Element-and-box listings
━━━━━━

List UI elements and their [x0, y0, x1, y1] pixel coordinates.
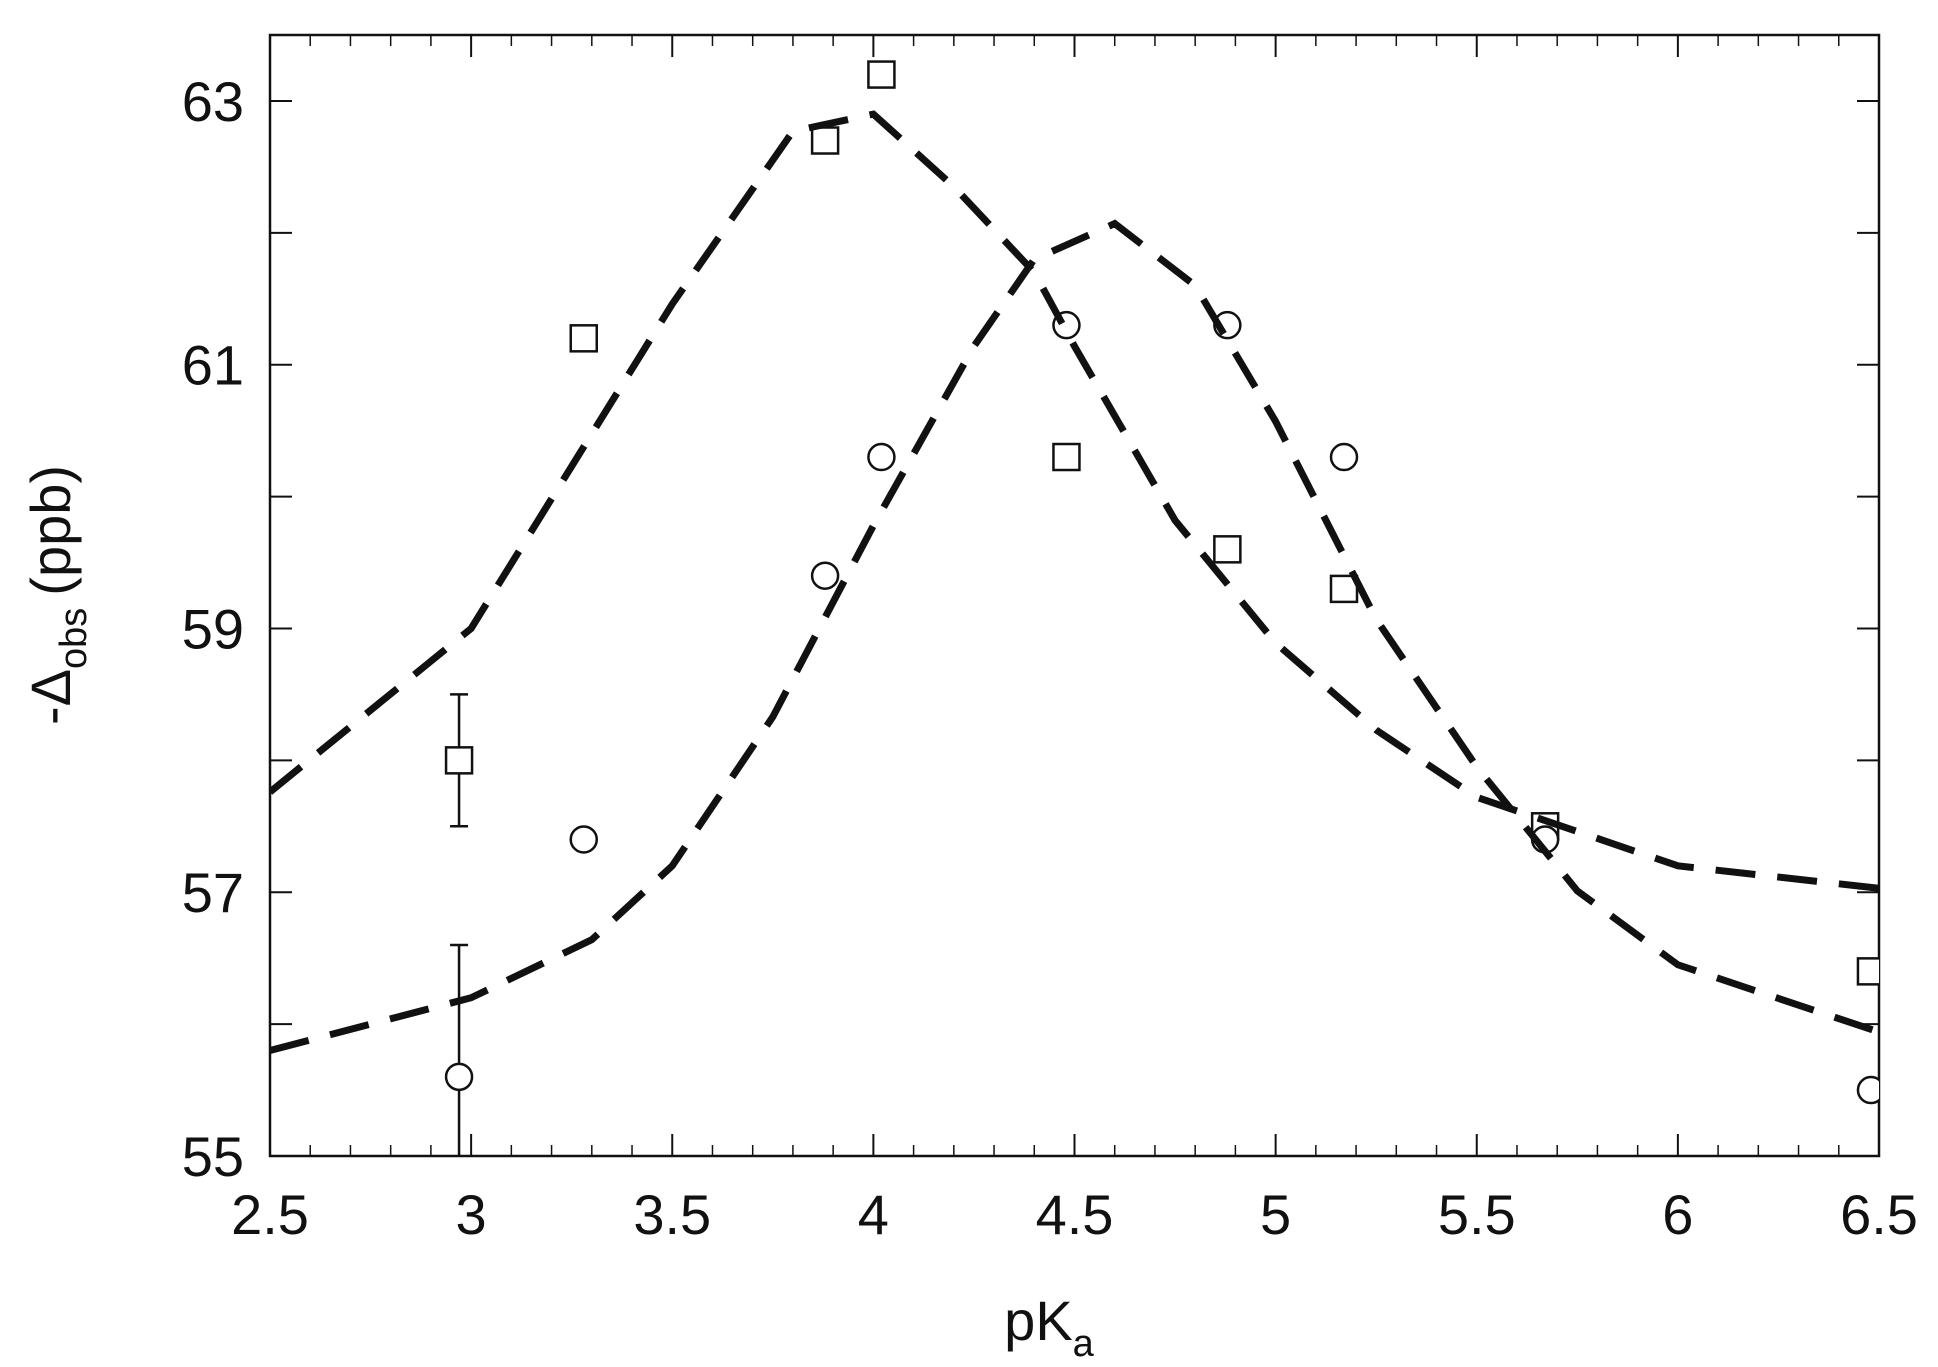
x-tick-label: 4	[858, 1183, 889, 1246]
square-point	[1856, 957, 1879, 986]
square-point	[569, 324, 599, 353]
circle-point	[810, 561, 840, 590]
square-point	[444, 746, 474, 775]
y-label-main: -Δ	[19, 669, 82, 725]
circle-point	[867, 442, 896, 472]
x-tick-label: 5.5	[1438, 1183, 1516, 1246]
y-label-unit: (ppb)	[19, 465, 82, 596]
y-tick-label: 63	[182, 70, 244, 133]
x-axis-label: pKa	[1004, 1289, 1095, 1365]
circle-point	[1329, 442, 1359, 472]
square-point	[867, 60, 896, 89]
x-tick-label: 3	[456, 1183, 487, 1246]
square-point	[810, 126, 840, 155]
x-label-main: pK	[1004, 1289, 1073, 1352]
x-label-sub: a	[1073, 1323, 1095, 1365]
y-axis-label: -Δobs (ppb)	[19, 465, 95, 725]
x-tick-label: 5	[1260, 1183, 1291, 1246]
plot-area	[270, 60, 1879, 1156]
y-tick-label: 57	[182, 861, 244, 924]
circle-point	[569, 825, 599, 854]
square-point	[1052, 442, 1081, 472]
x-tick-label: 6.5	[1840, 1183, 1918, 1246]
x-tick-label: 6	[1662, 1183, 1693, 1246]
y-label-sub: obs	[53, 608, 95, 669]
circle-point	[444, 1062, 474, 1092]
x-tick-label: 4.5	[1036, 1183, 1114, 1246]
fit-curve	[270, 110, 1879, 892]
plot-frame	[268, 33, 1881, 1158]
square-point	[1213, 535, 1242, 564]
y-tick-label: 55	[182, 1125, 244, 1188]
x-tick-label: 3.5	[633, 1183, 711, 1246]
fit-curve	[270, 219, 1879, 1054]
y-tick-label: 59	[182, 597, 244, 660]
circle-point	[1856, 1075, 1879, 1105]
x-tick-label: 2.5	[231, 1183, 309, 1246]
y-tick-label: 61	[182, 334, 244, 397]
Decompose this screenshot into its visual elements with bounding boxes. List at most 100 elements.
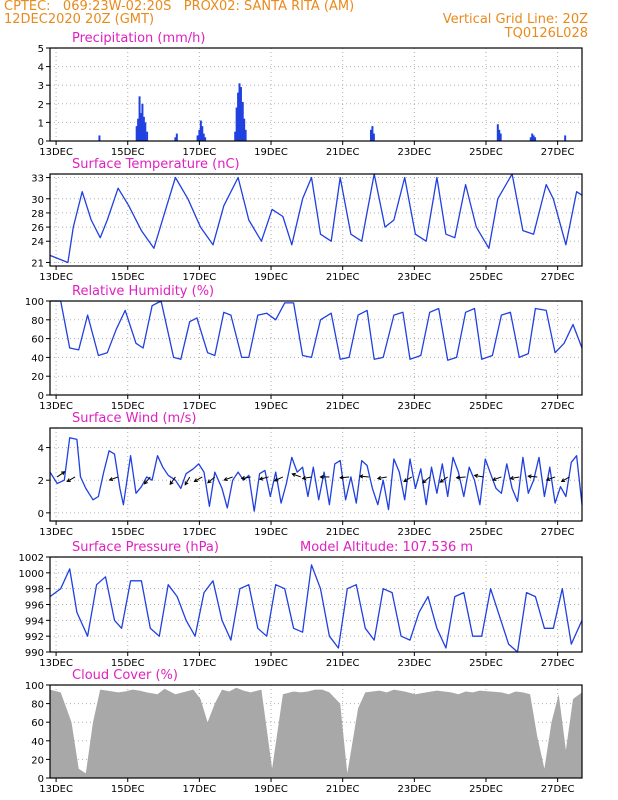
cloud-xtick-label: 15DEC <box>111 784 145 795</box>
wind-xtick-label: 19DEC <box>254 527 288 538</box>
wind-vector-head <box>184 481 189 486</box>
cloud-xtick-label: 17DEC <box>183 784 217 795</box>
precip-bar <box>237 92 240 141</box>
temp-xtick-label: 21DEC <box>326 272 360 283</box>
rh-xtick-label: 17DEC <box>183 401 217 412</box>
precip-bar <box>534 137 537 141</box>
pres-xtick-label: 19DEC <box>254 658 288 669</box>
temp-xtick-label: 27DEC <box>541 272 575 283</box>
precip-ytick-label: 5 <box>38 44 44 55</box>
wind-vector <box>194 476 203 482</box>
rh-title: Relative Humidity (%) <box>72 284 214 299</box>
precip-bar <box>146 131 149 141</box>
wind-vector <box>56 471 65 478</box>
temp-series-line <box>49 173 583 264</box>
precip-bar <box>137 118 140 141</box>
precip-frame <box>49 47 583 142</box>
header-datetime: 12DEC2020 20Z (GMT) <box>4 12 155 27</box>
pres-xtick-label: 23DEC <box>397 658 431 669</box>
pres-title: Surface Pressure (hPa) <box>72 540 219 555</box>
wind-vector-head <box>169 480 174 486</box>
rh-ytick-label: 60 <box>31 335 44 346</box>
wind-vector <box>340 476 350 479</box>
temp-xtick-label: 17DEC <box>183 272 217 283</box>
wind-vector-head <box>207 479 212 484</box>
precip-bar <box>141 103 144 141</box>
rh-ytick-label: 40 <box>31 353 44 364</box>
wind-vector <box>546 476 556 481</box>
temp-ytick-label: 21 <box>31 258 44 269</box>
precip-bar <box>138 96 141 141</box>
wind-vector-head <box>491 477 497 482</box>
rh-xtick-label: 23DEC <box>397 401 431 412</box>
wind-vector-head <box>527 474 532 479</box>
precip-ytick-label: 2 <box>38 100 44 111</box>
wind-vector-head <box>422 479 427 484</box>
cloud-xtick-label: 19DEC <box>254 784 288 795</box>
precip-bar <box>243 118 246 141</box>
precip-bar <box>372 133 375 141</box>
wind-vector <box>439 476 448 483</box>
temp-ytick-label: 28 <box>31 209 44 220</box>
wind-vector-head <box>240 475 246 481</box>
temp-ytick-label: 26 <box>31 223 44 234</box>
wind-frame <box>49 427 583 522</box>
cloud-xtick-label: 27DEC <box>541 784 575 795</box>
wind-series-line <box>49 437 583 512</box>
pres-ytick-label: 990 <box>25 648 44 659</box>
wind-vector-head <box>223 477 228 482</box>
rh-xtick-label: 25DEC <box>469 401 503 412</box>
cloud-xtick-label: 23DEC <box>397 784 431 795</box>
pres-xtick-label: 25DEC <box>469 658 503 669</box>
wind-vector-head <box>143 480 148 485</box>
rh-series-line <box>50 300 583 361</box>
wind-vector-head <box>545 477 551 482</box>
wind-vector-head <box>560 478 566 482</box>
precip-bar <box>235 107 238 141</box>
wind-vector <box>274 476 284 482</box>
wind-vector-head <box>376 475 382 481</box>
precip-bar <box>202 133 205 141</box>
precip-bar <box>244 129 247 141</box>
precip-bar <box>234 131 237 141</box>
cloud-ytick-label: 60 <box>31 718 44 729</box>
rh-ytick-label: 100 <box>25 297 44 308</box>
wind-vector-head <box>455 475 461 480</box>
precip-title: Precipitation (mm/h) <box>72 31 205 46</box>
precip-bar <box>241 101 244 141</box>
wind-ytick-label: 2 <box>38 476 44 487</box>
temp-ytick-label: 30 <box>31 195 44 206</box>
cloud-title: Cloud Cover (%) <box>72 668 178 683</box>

━━━━━━

(Do this)
Reproduce every line above verbatim, from the first to the last, leaving out the pictures.

(Output for this task)
List UI elements and their [x0, y0, x1, y1] pixel coordinates.
x-tick-label: 4	[858, 1183, 889, 1246]
square-point	[1856, 957, 1879, 986]
square-point	[569, 324, 599, 353]
circle-point	[810, 561, 840, 590]
square-point	[444, 746, 474, 775]
y-label-main: -Δ	[19, 669, 82, 725]
circle-point	[867, 442, 896, 472]
x-tick-label: 5.5	[1438, 1183, 1516, 1246]
y-label-unit: (ppb)	[19, 465, 82, 596]
y-tick-label: 63	[182, 70, 244, 133]
x-axis-label: pKa	[1004, 1289, 1095, 1365]
circle-point	[1329, 442, 1359, 472]
square-point	[867, 60, 896, 89]
x-tick-label: 3	[456, 1183, 487, 1246]
square-point	[810, 126, 840, 155]
x-label-main: pK	[1004, 1289, 1073, 1352]
x-label-sub: a	[1073, 1323, 1095, 1365]
y-axis-label: -Δobs (ppb)	[19, 465, 95, 725]
x-tick-label: 5	[1260, 1183, 1291, 1246]
plot-area	[270, 60, 1879, 1156]
y-tick-label: 57	[182, 861, 244, 924]
circle-point	[569, 825, 599, 854]
square-point	[1052, 442, 1081, 472]
x-tick-label: 6.5	[1840, 1183, 1918, 1246]
x-tick-label: 6	[1662, 1183, 1693, 1246]
y-label-sub: obs	[53, 608, 95, 669]
circle-point	[444, 1062, 474, 1092]
x-tick-label: 4.5	[1036, 1183, 1114, 1246]
fit-curve	[270, 110, 1879, 892]
plot-frame	[268, 33, 1881, 1158]
square-point	[1213, 535, 1242, 564]
y-tick-label: 55	[182, 1125, 244, 1188]
x-tick-label: 3.5	[633, 1183, 711, 1246]
fit-curve	[270, 219, 1879, 1054]
y-tick-label: 59	[182, 597, 244, 660]
circle-point	[1856, 1075, 1879, 1105]
x-tick-label: 2.5	[231, 1183, 309, 1246]
y-tick-label: 61	[182, 334, 244, 397]
Decompose this screenshot into its visual elements with bounding boxes. List at most 100 elements.
cloud-xtick-label: 15DEC <box>111 784 145 795</box>
wind-xtick-label: 19DEC <box>254 527 288 538</box>
wind-vector-head <box>184 481 189 486</box>
cloud-xtick-label: 17DEC <box>183 784 217 795</box>
precip-bar <box>237 92 240 141</box>
temp-xtick-label: 21DEC <box>326 272 360 283</box>
rh-xtick-label: 17DEC <box>183 401 217 412</box>
precip-bar <box>534 137 537 141</box>
pres-xtick-label: 19DEC <box>254 658 288 669</box>
temp-xtick-label: 27DEC <box>541 272 575 283</box>
precip-ytick-label: 5 <box>38 44 44 55</box>
wind-vector <box>194 476 203 482</box>
rh-title: Relative Humidity (%) <box>72 284 214 299</box>
precip-bar <box>146 131 149 141</box>
wind-vector <box>56 471 65 478</box>
temp-series-line <box>49 173 583 264</box>
precip-bar <box>137 118 140 141</box>
precip-frame <box>49 47 583 142</box>
header-datetime: 12DEC2020 20Z (GMT) <box>4 12 155 27</box>
pres-xtick-label: 23DEC <box>397 658 431 669</box>
pres-title: Surface Pressure (hPa) <box>72 540 219 555</box>
wind-vector-head <box>169 480 174 486</box>
rh-ytick-label: 60 <box>31 335 44 346</box>
wind-vector <box>340 476 350 479</box>
temp-xtick-label: 17DEC <box>183 272 217 283</box>
wind-vector-head <box>207 479 212 484</box>
precip-bar <box>141 103 144 141</box>
rh-ytick-label: 40 <box>31 353 44 364</box>
wind-vector <box>546 476 556 481</box>
temp-ytick-label: 21 <box>31 258 44 269</box>
precip-bar <box>138 96 141 141</box>
wind-vector-head <box>491 477 497 482</box>
rh-xtick-label: 23DEC <box>397 401 431 412</box>
wind-vector-head <box>527 474 532 479</box>
precip-ytick-label: 2 <box>38 100 44 111</box>
wind-vector-head <box>422 479 427 484</box>
cloud-xtick-label: 19DEC <box>254 784 288 795</box>
precip-bar <box>243 118 246 141</box>
precip-bar <box>372 133 375 141</box>
wind-vector <box>439 476 448 483</box>
temp-ytick-label: 28 <box>31 209 44 220</box>
wind-vector-head <box>240 475 246 481</box>
temp-ytick-label: 26 <box>31 223 44 234</box>
wind-frame <box>49 427 583 522</box>
cloud-xtick-label: 27DEC <box>541 784 575 795</box>
wind-series-line <box>49 437 583 512</box>
pres-ytick-label: 990 <box>25 648 44 659</box>
wind-vector-head <box>223 477 228 482</box>
rh-xtick-label: 25DEC <box>469 401 503 412</box>
cloud-xtick-label: 23DEC <box>397 784 431 795</box>
pres-xtick-label: 25DEC <box>469 658 503 669</box>
wind-vector-head <box>143 480 148 485</box>
rh-series-line <box>50 300 583 361</box>
wind-vector-head <box>545 477 551 482</box>
wind-vector-head <box>560 478 566 482</box>
precip-bar <box>235 107 238 141</box>
wind-vector <box>274 476 284 482</box>
wind-vector-head <box>376 475 382 481</box>
precip-bar <box>202 133 205 141</box>
precip-bar <box>244 129 247 141</box>
precip-bar <box>234 131 237 141</box>
cloud-ytick-label: 60 <box>31 718 44 729</box>
rh-ytick-label: 100 <box>25 297 44 308</box>
wind-vector-head <box>455 475 461 480</box>
precip-title: Precipitation (mm/h) <box>72 31 205 46</box>
precip-bar <box>241 101 244 141</box>
wind-ytick-label: 2 <box>38 476 44 487</box>
temp-ytick-label: 30 <box>31 195 44 206</box>
cloud-title: Cloud Cover (%) <box>72 668 178 683</box>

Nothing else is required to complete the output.